:: 参考文 ::
含硫化合物として、天然から見出された代表的なチオール類を例示すると、2-フリルメタンチオール(フルフリルメルカプタン)や3-メチル-2-ブテン-1-チオールなどのチオール類がコーヒーの揮発成分として、1-p-メンテン-8-チオール(チオターピネオール)がグレープフルーツの重要な揮発成分として、2-メチルフラン-3-チオールが牛肉スープ中の揮発成分として見出されており、これらは香料化合物として広く利用されている。また、分子内にメルカプト基(チオール基やスルファニル基とも呼ばれる)およびカルボン酸エステル基を有する化合物もいくつか知られており、その具体例としては、特許文献1に、3-メルカプト-4-メチルペンチルアセテートがルバーブ様の香りを呈し、開花から51日以上経過したホップにおいて増加するものとして記載されている。特許文献2には、3-メルカプト-3-メチルブチルホルメートがゴマの煎りたて感などの特定の風味増強に使用できると記載されている。特許文献3には、3-メルカプト-3-メチルブチルアセテートが、2-フルフリルメチルスルフィド、2-フルフリルメチルジスルフィドなどのその他の含硫化合物と併せてコーヒーの淹れたて感を付与できると記載されている。
【0004】
含硫化合物は、それぞれ独特の香味の質および強度を有しているが、従来の含硫化合物だけでは香味が限られてしまう。そこで更なる天然らしい自然な香味を得たいという理由、消費者の、製品香味に対する多様な要望に対応する理由から、香味付与剤として有用な新たな化合物の探索が続けられている。
【先行技術文献】
【特許文献】
【0005】
【文献】国際公開第2018/139153号
【文献】特開2010-148412号公報
【文献】特開2008-259472号公報
【発明の概要】
【発明が解決しようとする課題】
【0006】
本発明の課題は、香味付与剤として有用な化合物を提供することである。
【課題を解決するための手段】
【0007】
上記課題を解決すべく本発明者らが鋭意研究したところ、従来、香味付与用途の知られていない化合物である、式(1)で表される3-メチル-3-ブテン-1-チオールが、飲食品、香粧品、保健衛生品などの各種物品に配合した際に、広範な香味に対して優れた賦香効果を奏し、香料化合物として極めて有用であることを見出した。

:: 作業内容 ::
1. エントリの冒頭の行から「- Text: R): R): [443, 449, 458, 459]」を含む行までを、その行も含めてそのまま引用してください。
2. 香味付与剤に関する参考文を、最後の文の後から続けて書いてください。
参考文とエントリはそれぞれ別の出典から取られています。

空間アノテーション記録
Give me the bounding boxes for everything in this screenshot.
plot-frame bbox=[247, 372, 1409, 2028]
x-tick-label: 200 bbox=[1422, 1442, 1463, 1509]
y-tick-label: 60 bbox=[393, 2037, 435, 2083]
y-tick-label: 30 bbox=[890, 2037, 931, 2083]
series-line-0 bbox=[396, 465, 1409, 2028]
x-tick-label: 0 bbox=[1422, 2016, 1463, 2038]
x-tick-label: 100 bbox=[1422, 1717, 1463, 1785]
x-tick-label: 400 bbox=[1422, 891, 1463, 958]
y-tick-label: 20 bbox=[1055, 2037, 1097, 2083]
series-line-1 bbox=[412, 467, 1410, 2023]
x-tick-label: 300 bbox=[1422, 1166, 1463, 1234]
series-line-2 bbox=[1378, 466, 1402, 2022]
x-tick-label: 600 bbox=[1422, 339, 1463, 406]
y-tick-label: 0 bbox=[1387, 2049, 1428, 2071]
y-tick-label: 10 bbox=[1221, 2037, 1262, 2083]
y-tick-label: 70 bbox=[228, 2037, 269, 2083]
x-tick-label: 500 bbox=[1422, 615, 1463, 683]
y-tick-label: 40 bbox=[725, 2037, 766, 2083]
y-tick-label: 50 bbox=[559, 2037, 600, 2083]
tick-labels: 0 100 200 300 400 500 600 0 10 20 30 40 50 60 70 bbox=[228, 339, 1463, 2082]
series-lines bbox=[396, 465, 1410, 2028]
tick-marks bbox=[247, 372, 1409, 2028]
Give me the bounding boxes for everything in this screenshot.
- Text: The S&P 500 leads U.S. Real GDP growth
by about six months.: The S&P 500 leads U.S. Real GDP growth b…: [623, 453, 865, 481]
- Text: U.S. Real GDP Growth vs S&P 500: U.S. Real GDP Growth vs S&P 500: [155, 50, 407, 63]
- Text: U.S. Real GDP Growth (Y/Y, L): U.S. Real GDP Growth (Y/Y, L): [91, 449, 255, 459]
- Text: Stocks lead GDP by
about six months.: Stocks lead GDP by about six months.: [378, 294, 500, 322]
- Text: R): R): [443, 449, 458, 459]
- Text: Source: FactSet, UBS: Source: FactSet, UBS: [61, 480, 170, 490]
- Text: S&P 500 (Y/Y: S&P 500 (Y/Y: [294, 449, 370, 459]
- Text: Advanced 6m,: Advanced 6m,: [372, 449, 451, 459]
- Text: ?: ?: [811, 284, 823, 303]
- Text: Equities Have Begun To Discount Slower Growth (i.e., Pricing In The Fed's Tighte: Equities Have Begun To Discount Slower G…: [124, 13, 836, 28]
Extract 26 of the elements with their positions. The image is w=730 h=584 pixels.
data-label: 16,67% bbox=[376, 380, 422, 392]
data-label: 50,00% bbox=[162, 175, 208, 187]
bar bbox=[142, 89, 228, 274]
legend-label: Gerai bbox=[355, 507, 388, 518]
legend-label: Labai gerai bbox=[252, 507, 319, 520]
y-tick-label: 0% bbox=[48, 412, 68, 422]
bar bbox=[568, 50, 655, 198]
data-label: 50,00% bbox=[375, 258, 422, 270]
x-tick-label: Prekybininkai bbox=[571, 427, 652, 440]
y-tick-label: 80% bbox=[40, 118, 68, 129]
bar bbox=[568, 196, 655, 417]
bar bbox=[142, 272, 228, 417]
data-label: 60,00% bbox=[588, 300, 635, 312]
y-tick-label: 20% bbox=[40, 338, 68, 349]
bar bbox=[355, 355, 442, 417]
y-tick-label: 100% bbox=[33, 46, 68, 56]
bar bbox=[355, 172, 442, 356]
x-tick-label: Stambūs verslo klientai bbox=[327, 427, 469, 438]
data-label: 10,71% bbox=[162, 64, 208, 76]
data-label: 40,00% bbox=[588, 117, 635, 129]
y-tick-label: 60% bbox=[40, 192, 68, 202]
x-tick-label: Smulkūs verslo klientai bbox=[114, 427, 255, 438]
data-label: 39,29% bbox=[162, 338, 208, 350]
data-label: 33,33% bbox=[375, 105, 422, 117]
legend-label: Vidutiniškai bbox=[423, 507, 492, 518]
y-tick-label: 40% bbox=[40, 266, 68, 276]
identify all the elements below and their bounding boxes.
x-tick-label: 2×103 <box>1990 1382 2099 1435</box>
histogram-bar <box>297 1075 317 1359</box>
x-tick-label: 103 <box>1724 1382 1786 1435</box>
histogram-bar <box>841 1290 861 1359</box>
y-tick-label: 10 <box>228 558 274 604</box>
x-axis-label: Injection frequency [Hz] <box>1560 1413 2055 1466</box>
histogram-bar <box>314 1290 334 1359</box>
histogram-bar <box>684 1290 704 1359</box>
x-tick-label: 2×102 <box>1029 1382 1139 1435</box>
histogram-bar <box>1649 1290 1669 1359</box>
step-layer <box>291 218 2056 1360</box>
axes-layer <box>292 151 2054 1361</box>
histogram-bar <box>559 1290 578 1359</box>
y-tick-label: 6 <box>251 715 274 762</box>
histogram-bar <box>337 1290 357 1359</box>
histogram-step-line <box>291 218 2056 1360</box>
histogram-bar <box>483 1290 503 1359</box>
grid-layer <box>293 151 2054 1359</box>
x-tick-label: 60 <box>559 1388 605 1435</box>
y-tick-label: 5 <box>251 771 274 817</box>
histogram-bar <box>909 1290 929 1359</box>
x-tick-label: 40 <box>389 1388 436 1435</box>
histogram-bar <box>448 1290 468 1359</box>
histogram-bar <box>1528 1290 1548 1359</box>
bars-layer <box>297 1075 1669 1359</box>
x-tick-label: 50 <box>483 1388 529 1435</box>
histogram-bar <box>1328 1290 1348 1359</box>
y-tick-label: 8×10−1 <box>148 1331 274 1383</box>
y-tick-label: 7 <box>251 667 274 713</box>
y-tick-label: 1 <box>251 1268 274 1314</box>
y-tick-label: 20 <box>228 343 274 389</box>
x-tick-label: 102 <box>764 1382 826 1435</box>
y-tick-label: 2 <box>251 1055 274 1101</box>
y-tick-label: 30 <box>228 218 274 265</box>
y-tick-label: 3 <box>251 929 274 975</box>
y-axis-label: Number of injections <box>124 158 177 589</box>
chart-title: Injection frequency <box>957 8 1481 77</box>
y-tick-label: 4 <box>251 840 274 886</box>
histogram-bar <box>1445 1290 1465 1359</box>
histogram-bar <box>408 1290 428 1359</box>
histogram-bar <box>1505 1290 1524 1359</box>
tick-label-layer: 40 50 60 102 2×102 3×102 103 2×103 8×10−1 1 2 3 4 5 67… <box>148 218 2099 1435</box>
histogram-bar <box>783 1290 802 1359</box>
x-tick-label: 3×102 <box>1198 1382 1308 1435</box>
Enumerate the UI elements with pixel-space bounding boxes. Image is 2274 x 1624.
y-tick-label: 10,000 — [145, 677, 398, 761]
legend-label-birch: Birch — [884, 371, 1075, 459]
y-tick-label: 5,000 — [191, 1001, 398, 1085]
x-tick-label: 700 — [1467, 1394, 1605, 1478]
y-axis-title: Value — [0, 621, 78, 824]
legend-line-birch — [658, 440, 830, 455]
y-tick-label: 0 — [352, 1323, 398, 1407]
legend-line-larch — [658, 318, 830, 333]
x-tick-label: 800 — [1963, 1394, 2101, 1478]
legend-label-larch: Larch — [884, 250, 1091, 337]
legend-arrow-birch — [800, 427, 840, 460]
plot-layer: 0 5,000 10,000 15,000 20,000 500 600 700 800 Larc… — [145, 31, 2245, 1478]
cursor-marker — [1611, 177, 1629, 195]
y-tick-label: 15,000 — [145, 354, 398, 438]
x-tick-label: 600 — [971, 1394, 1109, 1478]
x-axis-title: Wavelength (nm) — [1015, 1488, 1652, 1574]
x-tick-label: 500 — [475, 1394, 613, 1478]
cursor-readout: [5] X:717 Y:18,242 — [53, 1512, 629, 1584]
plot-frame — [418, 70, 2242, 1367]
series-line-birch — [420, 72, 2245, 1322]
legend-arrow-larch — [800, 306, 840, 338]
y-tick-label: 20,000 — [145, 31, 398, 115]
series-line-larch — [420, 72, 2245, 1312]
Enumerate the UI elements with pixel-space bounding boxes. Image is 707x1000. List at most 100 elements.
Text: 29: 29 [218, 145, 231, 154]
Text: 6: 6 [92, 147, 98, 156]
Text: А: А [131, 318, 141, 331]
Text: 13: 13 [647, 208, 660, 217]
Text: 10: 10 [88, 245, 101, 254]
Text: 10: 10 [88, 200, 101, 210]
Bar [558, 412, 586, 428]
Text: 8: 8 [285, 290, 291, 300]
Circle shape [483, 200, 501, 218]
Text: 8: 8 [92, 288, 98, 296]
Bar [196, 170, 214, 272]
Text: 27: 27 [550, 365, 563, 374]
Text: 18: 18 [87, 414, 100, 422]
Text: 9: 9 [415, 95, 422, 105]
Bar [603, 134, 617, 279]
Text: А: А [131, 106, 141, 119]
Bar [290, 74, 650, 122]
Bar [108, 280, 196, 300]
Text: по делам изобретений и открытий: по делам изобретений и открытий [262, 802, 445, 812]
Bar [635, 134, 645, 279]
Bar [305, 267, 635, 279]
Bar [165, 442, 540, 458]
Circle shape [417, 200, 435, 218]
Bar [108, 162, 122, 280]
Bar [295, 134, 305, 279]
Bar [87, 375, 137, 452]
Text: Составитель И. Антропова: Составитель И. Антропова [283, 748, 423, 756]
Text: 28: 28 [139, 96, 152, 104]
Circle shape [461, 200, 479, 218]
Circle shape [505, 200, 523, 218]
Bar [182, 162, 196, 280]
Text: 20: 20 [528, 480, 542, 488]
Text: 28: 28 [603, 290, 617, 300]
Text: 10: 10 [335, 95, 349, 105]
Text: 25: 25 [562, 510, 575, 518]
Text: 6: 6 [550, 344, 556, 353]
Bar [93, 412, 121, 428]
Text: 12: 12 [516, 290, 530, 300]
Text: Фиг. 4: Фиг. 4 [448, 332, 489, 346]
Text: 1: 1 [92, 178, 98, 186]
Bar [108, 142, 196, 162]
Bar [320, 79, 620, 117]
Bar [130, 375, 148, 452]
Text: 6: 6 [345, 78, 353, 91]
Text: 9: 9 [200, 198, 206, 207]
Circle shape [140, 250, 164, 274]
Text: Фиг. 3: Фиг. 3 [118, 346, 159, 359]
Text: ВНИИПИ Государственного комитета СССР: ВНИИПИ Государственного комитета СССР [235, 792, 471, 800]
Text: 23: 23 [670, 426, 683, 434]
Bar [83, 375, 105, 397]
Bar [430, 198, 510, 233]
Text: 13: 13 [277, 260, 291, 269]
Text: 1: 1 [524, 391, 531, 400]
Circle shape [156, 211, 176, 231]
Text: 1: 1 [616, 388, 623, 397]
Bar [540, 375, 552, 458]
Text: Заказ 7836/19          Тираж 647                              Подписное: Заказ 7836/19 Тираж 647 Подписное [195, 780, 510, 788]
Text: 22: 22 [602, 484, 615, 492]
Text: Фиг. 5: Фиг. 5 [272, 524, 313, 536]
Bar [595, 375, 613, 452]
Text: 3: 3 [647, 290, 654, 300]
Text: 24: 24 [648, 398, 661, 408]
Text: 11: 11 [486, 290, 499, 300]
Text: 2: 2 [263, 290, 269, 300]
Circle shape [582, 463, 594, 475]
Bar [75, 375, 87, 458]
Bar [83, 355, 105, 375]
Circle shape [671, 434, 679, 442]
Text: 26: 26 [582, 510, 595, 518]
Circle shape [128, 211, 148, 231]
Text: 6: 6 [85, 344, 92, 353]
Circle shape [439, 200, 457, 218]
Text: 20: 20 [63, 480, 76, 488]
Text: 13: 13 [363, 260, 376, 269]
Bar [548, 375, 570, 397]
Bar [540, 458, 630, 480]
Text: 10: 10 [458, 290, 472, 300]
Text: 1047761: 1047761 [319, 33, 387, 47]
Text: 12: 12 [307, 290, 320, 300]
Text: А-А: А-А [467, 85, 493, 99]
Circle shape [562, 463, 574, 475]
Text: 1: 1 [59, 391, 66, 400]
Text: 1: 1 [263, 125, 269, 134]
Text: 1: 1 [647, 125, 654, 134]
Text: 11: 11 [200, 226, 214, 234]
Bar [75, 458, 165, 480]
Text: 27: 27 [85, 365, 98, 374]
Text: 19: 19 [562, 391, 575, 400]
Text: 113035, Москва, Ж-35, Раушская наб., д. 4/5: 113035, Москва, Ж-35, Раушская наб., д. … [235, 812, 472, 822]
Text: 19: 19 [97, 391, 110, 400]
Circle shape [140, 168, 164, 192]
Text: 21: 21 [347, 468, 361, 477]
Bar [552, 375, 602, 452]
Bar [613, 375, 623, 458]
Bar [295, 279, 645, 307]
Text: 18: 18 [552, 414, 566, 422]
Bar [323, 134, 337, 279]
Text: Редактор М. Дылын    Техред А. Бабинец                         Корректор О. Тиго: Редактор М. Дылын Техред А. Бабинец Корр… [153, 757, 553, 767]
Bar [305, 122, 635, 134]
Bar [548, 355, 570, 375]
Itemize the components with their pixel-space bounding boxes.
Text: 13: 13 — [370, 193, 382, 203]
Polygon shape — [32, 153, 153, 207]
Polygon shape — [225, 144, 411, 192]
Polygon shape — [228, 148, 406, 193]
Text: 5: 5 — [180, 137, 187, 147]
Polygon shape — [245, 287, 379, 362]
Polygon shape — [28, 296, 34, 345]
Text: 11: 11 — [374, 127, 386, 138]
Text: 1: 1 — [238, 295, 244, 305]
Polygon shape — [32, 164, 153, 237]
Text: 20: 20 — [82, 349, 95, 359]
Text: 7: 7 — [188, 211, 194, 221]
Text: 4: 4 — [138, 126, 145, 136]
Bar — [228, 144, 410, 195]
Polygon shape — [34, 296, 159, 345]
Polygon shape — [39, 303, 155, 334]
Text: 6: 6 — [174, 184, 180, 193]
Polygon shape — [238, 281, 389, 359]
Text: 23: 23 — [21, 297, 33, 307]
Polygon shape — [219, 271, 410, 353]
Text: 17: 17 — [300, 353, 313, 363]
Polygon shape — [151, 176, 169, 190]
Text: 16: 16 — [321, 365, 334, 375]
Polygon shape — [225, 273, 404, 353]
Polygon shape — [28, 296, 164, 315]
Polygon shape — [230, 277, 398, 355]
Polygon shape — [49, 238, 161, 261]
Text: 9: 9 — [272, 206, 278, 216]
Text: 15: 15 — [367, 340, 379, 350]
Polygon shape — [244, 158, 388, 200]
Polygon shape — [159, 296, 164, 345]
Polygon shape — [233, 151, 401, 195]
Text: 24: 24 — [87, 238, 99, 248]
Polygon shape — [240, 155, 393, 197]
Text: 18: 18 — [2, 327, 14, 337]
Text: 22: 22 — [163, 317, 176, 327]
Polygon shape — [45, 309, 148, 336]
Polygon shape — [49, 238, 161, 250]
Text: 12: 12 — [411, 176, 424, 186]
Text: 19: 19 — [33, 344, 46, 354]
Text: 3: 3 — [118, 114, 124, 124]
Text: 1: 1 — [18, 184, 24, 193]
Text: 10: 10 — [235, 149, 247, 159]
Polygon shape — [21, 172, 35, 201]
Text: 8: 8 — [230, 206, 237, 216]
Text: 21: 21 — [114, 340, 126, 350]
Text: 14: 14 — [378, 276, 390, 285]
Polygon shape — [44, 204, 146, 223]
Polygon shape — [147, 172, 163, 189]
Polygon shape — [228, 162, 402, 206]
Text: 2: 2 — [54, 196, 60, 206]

:: 作業の回答 ::
1.
Give me the bounding boxes for everything in this screenshot.
plot-frame bbox=[247, 372, 1409, 2028]
x-tick-label: 200 bbox=[1422, 1442, 1463, 1509]
y-tick-label: 60 bbox=[393, 2037, 435, 2083]
y-tick-label: 30 bbox=[890, 2037, 931, 2083]
series-line-0 bbox=[396, 465, 1409, 2028]
x-tick-label: 0 bbox=[1422, 2016, 1463, 2038]
x-tick-label: 100 bbox=[1422, 1717, 1463, 1785]
x-tick-label: 400 bbox=[1422, 891, 1463, 958]
y-tick-label: 20 bbox=[1055, 2037, 1097, 2083]
series-line-1 bbox=[412, 467, 1410, 2023]
x-tick-label: 300 bbox=[1422, 1166, 1463, 1234]
series-line-2 bbox=[1378, 466, 1402, 2022]
x-tick-label: 600 bbox=[1422, 339, 1463, 406]
y-tick-label: 0 bbox=[1387, 2049, 1428, 2071]
y-tick-label: 10 bbox=[1221, 2037, 1262, 2083]
y-tick-label: 70 bbox=[228, 2037, 269, 2083]
x-tick-label: 500 bbox=[1422, 615, 1463, 683]
y-tick-label: 40 bbox=[725, 2037, 766, 2083]
y-tick-label: 50 bbox=[559, 2037, 600, 2083]
tick-labels: 0 100 200 300 400 500 600 0 10 20 30 40 50 60 70 bbox=[228, 339, 1463, 2082]
series-lines bbox=[396, 465, 1410, 2028]
tick-marks bbox=[247, 372, 1409, 2028]
Give me the bounding boxes for everything in this screenshot.
- Text: The S&P 500 leads U.S. Real GDP growth
by about six months.: The S&P 500 leads U.S. Real GDP growth b…: [623, 453, 865, 481]
- Text: U.S. Real GDP Growth vs S&P 500: U.S. Real GDP Growth vs S&P 500: [155, 50, 407, 63]
- Text: U.S. Real GDP Growth (Y/Y, L): U.S. Real GDP Growth (Y/Y, L): [91, 449, 255, 459]
- Text: Stocks lead GDP by
about six months.: Stocks lead GDP by about six months.: [378, 294, 500, 322]
- Text: R): R): [443, 449, 458, 459]

2.
3-メチル-3-ブテン-1-チオールは、従来、合成原料(中国特許出願公開109306221および日本特許出願公開1998-109972)および化学反応機構に関する素材の一つとして(Tetrahedron Letters(1975),(41), 3551-4)知られているが、その香味特性や、香味付与剤または香料用途については全く未知の化合物であった。
かくして、本発明は以下のものを提供する。
[1] 下記式(1)で表される3-メチル-3-ブテン-1-チオールを有効成分とする、香味付与剤。
【0008】
【0009】
[2] [1]に記載の香味付与剤を含有する香料組成物。
[3] [1]に記載の香味付与剤または[2]に記載の香料組成物を配合してなる消費財。
[4] [1]に記載の香味付与剤を香料組成物に配合することを含む、香料組成物の香味付与方法。
[5] [1]に記載の香味付与剤または[2]に記載の香料組成物を消費財に配合することを含む、消費財の香味付与方法。
【発明の効果】
【0010】
本発明によって、新たに香味付与剤として使用可能な化合物を提供できる。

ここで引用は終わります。